Directions: From the entries below, gather every line containing the string "Васильевка".

Data extract:
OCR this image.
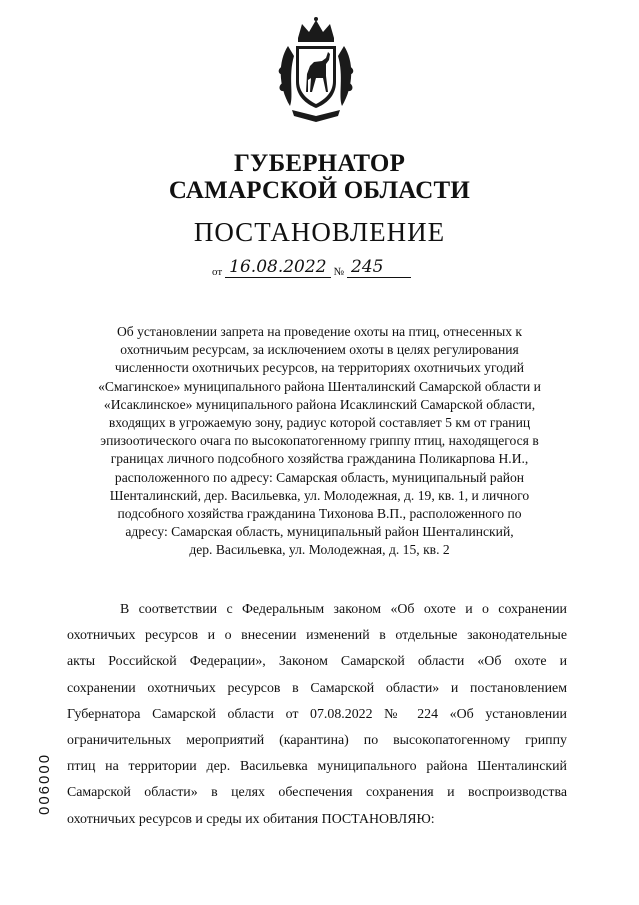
ГУБЕРНАТОР
САМАРСКОЙ ОБЛАСТИ
ПОСТАНОВЛЕНИЕ
от 16.08.2022 № 245
Об установлении запрета на проведение охоты на птиц, отнесенных к
охотничьим ресурсам, за исключением охоты в целях регулирования
численности охотничьих ресурсов, на территориях охотничьих угодий
«Смагинское» муниципального района Шенталинский Самарской области и
«Исаклинское» муниципального района Исаклинский Самарской области,
входящих в угрожаемую зону, радиус которой составляет 5 км от границ
эпизоотического очага по высокопатогенному гриппу птиц, находящегося в
границах личного подсобного хозяйства гражданина Поликарпова Н.И.,
расположенного по адресу: Самарская область, муниципальный район
Шенталинский, дер. Васильевка, ул. Молодежная, д. 19, кв. 1, и личного
подсобного хозяйства гражданина Тихонова В.П., расположенного по
адресу: Самарская область, муниципальный район Шенталинский,
дер. Васильевка, ул. Молодежная, д. 15, кв. 2
В соответствии с Федеральным законом «Об охоте и о сохранении
охотничьих ресурсов и о внесении изменений в отдельные законодательные
акты Российской Федерации», Законом Самарской области «Об охоте и
сохранении охотничьих ресурсов в Самарской области» и постановлением
Губернатора Самарской области от 07.08.2022 № 224 «Об установлении
ограничительных мероприятий (карантина) по высокопатогенному гриппу
птиц на территории дер. Васильевка муниципального района Шенталинский
Самарской области» в целях обеспечения сохранения и воспроизводства
охотничьих ресурсов и среды их обитания ПОСТАНОВЛЯЮ:
006000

Exercise response:
Шенталинский, дер. Васильевка, ул. Молодежная, д. 19, кв. 1, и личного
дер. Васильевка, ул. Молодежная, д. 15, кв. 2
птиц на территории дер. Васильевка муниципального района Шенталинский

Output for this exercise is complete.